REQUIRED TASK: The entries are to be returned exactly, with images left out.

Records that describe figures:
-- -- --

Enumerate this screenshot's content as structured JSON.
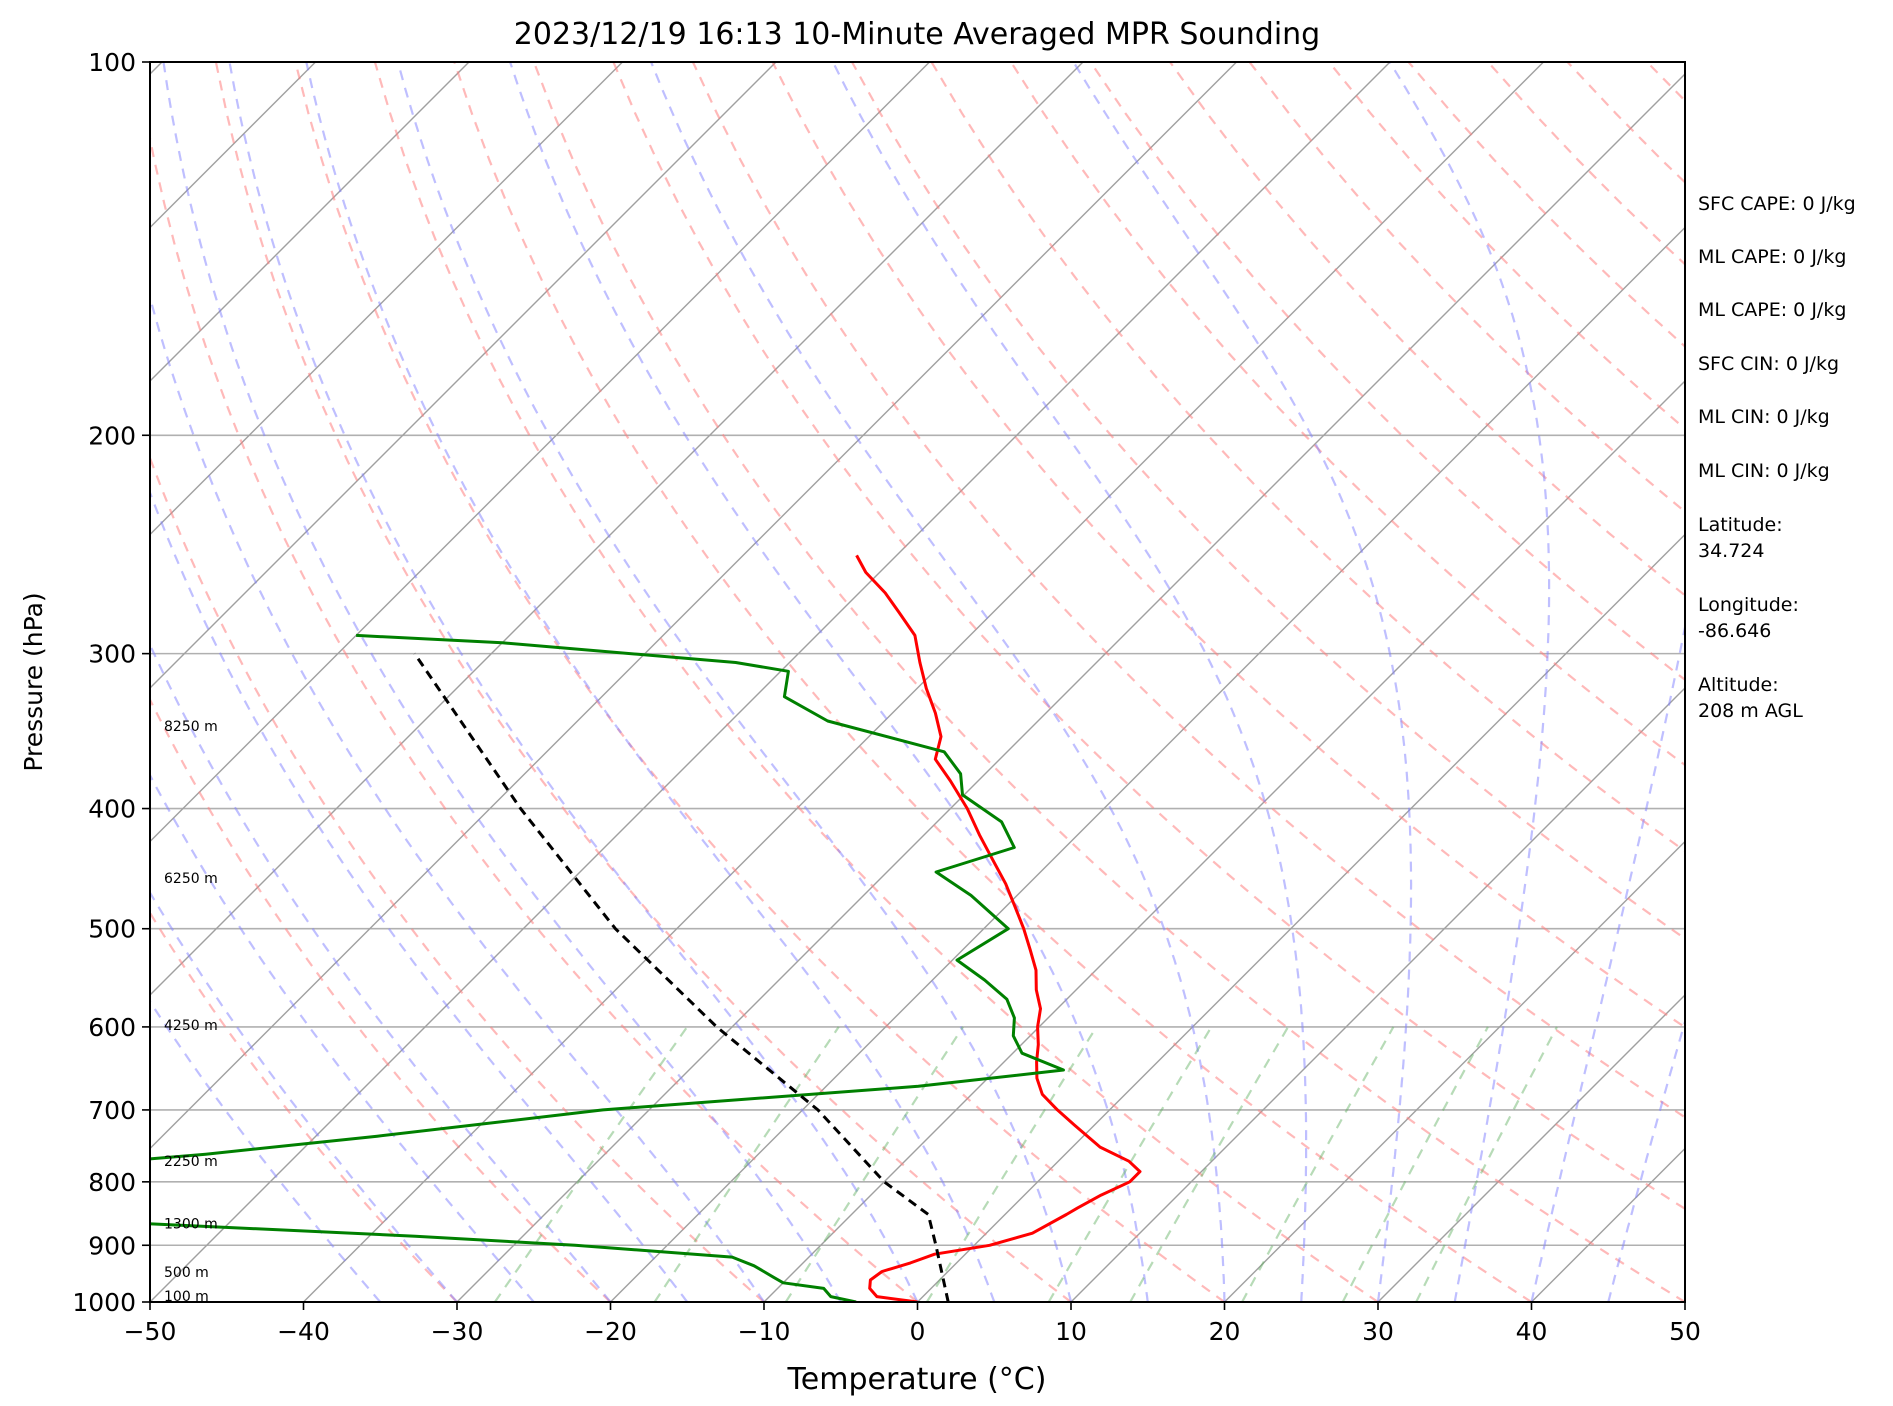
{
  "chart_data": {
    "type": "line",
    "title": "2023/12/19 16:13 10-Minute Averaged MPR Sounding",
    "xlabel": "Temperature (°C)",
    "ylabel": "Pressure (hPa)",
    "xlim": [
      -50,
      50
    ],
    "ylim": [
      1000,
      100
    ],
    "y_scale": "log",
    "skew": "skew-T",
    "grid": true,
    "x_ticks": [
      -50,
      -40,
      -30,
      -20,
      -10,
      0,
      10,
      20,
      30,
      40,
      50
    ],
    "x_tick_labels": [
      "−50",
      "−40",
      "−30",
      "−20",
      "−10",
      "0",
      "10",
      "20",
      "30",
      "40",
      "50"
    ],
    "y_ticks": [
      100,
      200,
      300,
      400,
      500,
      600,
      700,
      800,
      900,
      1000
    ],
    "y_tick_labels": [
      "100",
      "200",
      "300",
      "400",
      "500",
      "600",
      "700",
      "800",
      "900",
      "1000"
    ],
    "series": [
      {
        "id": "temperature",
        "color": "#ff0000",
        "style": "solid",
        "points": [
          [
            1000,
            0.0
          ],
          [
            990,
            -3.0
          ],
          [
            975,
            -4.0
          ],
          [
            960,
            -4.5
          ],
          [
            945,
            -4.3
          ],
          [
            930,
            -3.0
          ],
          [
            915,
            -2.0
          ],
          [
            900,
            1.0
          ],
          [
            880,
            3.0
          ],
          [
            850,
            4.0
          ],
          [
            840,
            4.3
          ],
          [
            820,
            5.0
          ],
          [
            800,
            6.0
          ],
          [
            785,
            6.0
          ],
          [
            770,
            4.6
          ],
          [
            750,
            1.8
          ],
          [
            720,
            -1.3
          ],
          [
            700,
            -3.4
          ],
          [
            680,
            -5.4
          ],
          [
            660,
            -6.8
          ],
          [
            640,
            -7.9
          ],
          [
            620,
            -8.9
          ],
          [
            600,
            -10.1
          ],
          [
            580,
            -11.1
          ],
          [
            560,
            -12.6
          ],
          [
            540,
            -13.9
          ],
          [
            520,
            -15.6
          ],
          [
            500,
            -17.4
          ],
          [
            480,
            -19.4
          ],
          [
            460,
            -21.5
          ],
          [
            440,
            -23.9
          ],
          [
            420,
            -26.4
          ],
          [
            400,
            -28.9
          ],
          [
            380,
            -31.8
          ],
          [
            365,
            -34.2
          ],
          [
            350,
            -35.3
          ],
          [
            335,
            -37.2
          ],
          [
            320,
            -39.4
          ],
          [
            305,
            -41.5
          ],
          [
            290,
            -43.6
          ],
          [
            278,
            -46.1
          ],
          [
            268,
            -48.3
          ],
          [
            258,
            -50.9
          ],
          [
            250,
            -52.6
          ]
        ]
      },
      {
        "id": "dewpoint",
        "color": "#008000",
        "style": "solid",
        "points": [
          [
            1000,
            -4.0
          ],
          [
            990,
            -6.0
          ],
          [
            975,
            -7.0
          ],
          [
            965,
            -10.0
          ],
          [
            955,
            -11.0
          ],
          [
            945,
            -12.0
          ],
          [
            935,
            -13.0
          ],
          [
            920,
            -15.0
          ],
          [
            900,
            -26.0
          ],
          [
            885,
            -37.0
          ],
          [
            865,
            -55.0
          ],
          [
            850,
            -66.0
          ],
          [
            780,
            -66.0
          ],
          [
            760,
            -56.0
          ],
          [
            735,
            -46.0
          ],
          [
            700,
            -33.0
          ],
          [
            670,
            -14.0
          ],
          [
            650,
            -5.6
          ],
          [
            630,
            -9.4
          ],
          [
            610,
            -11.1
          ],
          [
            590,
            -12.2
          ],
          [
            570,
            -13.9
          ],
          [
            550,
            -16.6
          ],
          [
            530,
            -19.7
          ],
          [
            500,
            -18.4
          ],
          [
            470,
            -23.0
          ],
          [
            450,
            -26.8
          ],
          [
            430,
            -23.3
          ],
          [
            410,
            -25.8
          ],
          [
            390,
            -30.1
          ],
          [
            375,
            -31.6
          ],
          [
            360,
            -34.1
          ],
          [
            340,
            -43.7
          ],
          [
            325,
            -48.1
          ],
          [
            310,
            -49.5
          ],
          [
            305,
            -53.5
          ],
          [
            294,
            -70.0
          ],
          [
            290,
            -80.0
          ]
        ]
      },
      {
        "id": "parcel",
        "color": "#000000",
        "style": "dashed",
        "points": [
          [
            1000,
            2.0
          ],
          [
            900,
            -2.5
          ],
          [
            850,
            -5.0
          ],
          [
            800,
            -10.0
          ],
          [
            700,
            -19.0
          ],
          [
            600,
            -31.0
          ],
          [
            500,
            -44.0
          ],
          [
            400,
            -58.0
          ],
          [
            300,
            -75.0
          ]
        ]
      }
    ],
    "height_annotations": [
      {
        "label": "100 m",
        "p": 989
      },
      {
        "label": "500 m",
        "p": 946
      },
      {
        "label": "1300 m",
        "p": 864
      },
      {
        "label": "2250 m",
        "p": 770
      },
      {
        "label": "4250 m",
        "p": 598
      },
      {
        "label": "6250 m",
        "p": 455
      },
      {
        "label": "8250 m",
        "p": 343
      }
    ],
    "reference_lines": {
      "dry_adiabats": {
        "color": "#ff8080",
        "style": "dashed"
      },
      "moist_adiabats": {
        "color": "#8080ff",
        "style": "dashed"
      },
      "mixing_ratio": {
        "color": "#80c080",
        "style": "dashed"
      },
      "isotherms": {
        "color": "#a0a0a0",
        "style": "solid"
      }
    }
  },
  "info_panel": {
    "sfc_cape": "SFC CAPE: 0 J/kg",
    "ml_cape_1": "ML CAPE: 0 J/kg",
    "ml_cape_2": "ML CAPE: 0 J/kg",
    "sfc_cin": "SFC CIN: 0 J/kg",
    "ml_cin_1": "ML CIN: 0 J/kg",
    "ml_cin_2": "ML CIN: 0 J/kg",
    "latitude_label": "Latitude:",
    "latitude_value": "34.724",
    "longitude_label": "Longitude:",
    "longitude_value": "-86.646",
    "altitude_label": "Altitude:",
    "altitude_value": "208 m AGL"
  }
}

-- -- --

EXERCISE RESULT:
Enumerate this screenshot's content as structured JSON.
{
  "chart_data": {
    "type": "line",
    "title": "2023/12/19 16:13 10-Minute Averaged MPR Sounding",
    "xlabel": "Temperature (°C)",
    "ylabel": "Pressure (hPa)",
    "xlim": [
      -50,
      50
    ],
    "ylim": [
      1000,
      100
    ],
    "y_scale": "log",
    "skew": "skew-T",
    "grid": true,
    "x_ticks": [
      -50,
      -40,
      -30,
      -20,
      -10,
      0,
      10,
      20,
      30,
      40,
      50
    ],
    "x_tick_labels": [
      "−50",
      "−40",
      "−30",
      "−20",
      "−10",
      "0",
      "10",
      "20",
      "30",
      "40",
      "50"
    ],
    "y_ticks": [
      100,
      200,
      300,
      400,
      500,
      600,
      700,
      800,
      900,
      1000
    ],
    "y_tick_labels": [
      "100",
      "200",
      "300",
      "400",
      "500",
      "600",
      "700",
      "800",
      "900",
      "1000"
    ],
    "series": [
      {
        "id": "temperature",
        "color": "#ff0000",
        "style": "solid",
        "points": [
          [
            1000,
            0.0
          ],
          [
            990,
            -3.0
          ],
          [
            975,
            -4.0
          ],
          [
            960,
            -4.5
          ],
          [
            945,
            -4.3
          ],
          [
            930,
            -3.0
          ],
          [
            915,
            -2.0
          ],
          [
            900,
            1.0
          ],
          [
            880,
            3.0
          ],
          [
            850,
            4.0
          ],
          [
            840,
            4.3
          ],
          [
            820,
            5.0
          ],
          [
            800,
            6.0
          ],
          [
            785,
            6.0
          ],
          [
            770,
            4.6
          ],
          [
            750,
            1.8
          ],
          [
            720,
            -1.3
          ],
          [
            700,
            -3.4
          ],
          [
            680,
            -5.4
          ],
          [
            660,
            -6.8
          ],
          [
            640,
            -7.9
          ],
          [
            620,
            -8.9
          ],
          [
            600,
            -10.1
          ],
          [
            580,
            -11.1
          ],
          [
            560,
            -12.6
          ],
          [
            540,
            -13.9
          ],
          [
            520,
            -15.6
          ],
          [
            500,
            -17.4
          ],
          [
            480,
            -19.4
          ],
          [
            460,
            -21.5
          ],
          [
            440,
            -23.9
          ],
          [
            420,
            -26.4
          ],
          [
            400,
            -28.9
          ],
          [
            380,
            -31.8
          ],
          [
            365,
            -34.2
          ],
          [
            350,
            -35.3
          ],
          [
            335,
            -37.2
          ],
          [
            320,
            -39.4
          ],
          [
            305,
            -41.5
          ],
          [
            290,
            -43.6
          ],
          [
            278,
            -46.1
          ],
          [
            268,
            -48.3
          ],
          [
            258,
            -50.9
          ],
          [
            250,
            -52.6
          ]
        ]
      },
      {
        "id": "dewpoint",
        "color": "#008000",
        "style": "solid",
        "points": [
          [
            1000,
            -4.0
          ],
          [
            990,
            -6.0
          ],
          [
            975,
            -7.0
          ],
          [
            965,
            -10.0
          ],
          [
            955,
            -11.0
          ],
          [
            945,
            -12.0
          ],
          [
            935,
            -13.0
          ],
          [
            920,
            -15.0
          ],
          [
            900,
            -26.0
          ],
          [
            885,
            -37.0
          ],
          [
            865,
            -55.0
          ],
          [
            850,
            -66.0
          ],
          [
            780,
            -66.0
          ],
          [
            760,
            -56.0
          ],
          [
            735,
            -46.0
          ],
          [
            700,
            -33.0
          ],
          [
            670,
            -14.0
          ],
          [
            650,
            -5.6
          ],
          [
            630,
            -9.4
          ],
          [
            610,
            -11.1
          ],
          [
            590,
            -12.2
          ],
          [
            570,
            -13.9
          ],
          [
            550,
            -16.6
          ],
          [
            530,
            -19.7
          ],
          [
            500,
            -18.4
          ],
          [
            470,
            -23.0
          ],
          [
            450,
            -26.8
          ],
          [
            430,
            -23.3
          ],
          [
            410,
            -25.8
          ],
          [
            390,
            -30.1
          ],
          [
            375,
            -31.6
          ],
          [
            360,
            -34.1
          ],
          [
            340,
            -43.7
          ],
          [
            325,
            -48.1
          ],
          [
            310,
            -49.5
          ],
          [
            305,
            -53.5
          ],
          [
            294,
            -70.0
          ],
          [
            290,
            -80.0
          ]
        ]
      },
      {
        "id": "parcel",
        "color": "#000000",
        "style": "dashed",
        "points": [
          [
            1000,
            2.0
          ],
          [
            900,
            -2.5
          ],
          [
            850,
            -5.0
          ],
          [
            800,
            -10.0
          ],
          [
            700,
            -19.0
          ],
          [
            600,
            -31.0
          ],
          [
            500,
            -44.0
          ],
          [
            400,
            -58.0
          ],
          [
            300,
            -75.0
          ]
        ]
      }
    ],
    "height_annotations": [
      {
        "label": "100 m",
        "p": 989
      },
      {
        "label": "500 m",
        "p": 946
      },
      {
        "label": "1300 m",
        "p": 864
      },
      {
        "label": "2250 m",
        "p": 770
      },
      {
        "label": "4250 m",
        "p": 598
      },
      {
        "label": "6250 m",
        "p": 455
      },
      {
        "label": "8250 m",
        "p": 343
      }
    ],
    "reference_lines": {
      "dry_adiabats": {
        "color": "#ff8080",
        "style": "dashed"
      },
      "moist_adiabats": {
        "color": "#8080ff",
        "style": "dashed"
      },
      "mixing_ratio": {
        "color": "#80c080",
        "style": "dashed"
      },
      "isotherms": {
        "color": "#a0a0a0",
        "style": "solid"
      }
    }
  },
  "info_panel": {
    "sfc_cape": "SFC CAPE: 0 J/kg",
    "ml_cape_1": "ML CAPE: 0 J/kg",
    "ml_cape_2": "ML CAPE: 0 J/kg",
    "sfc_cin": "SFC CIN: 0 J/kg",
    "ml_cin_1": "ML CIN: 0 J/kg",
    "ml_cin_2": "ML CIN: 0 J/kg",
    "latitude_label": "Latitude:",
    "latitude_value": "34.724",
    "longitude_label": "Longitude:",
    "longitude_value": "-86.646",
    "altitude_label": "Altitude:",
    "altitude_value": "208 m AGL"
  }
}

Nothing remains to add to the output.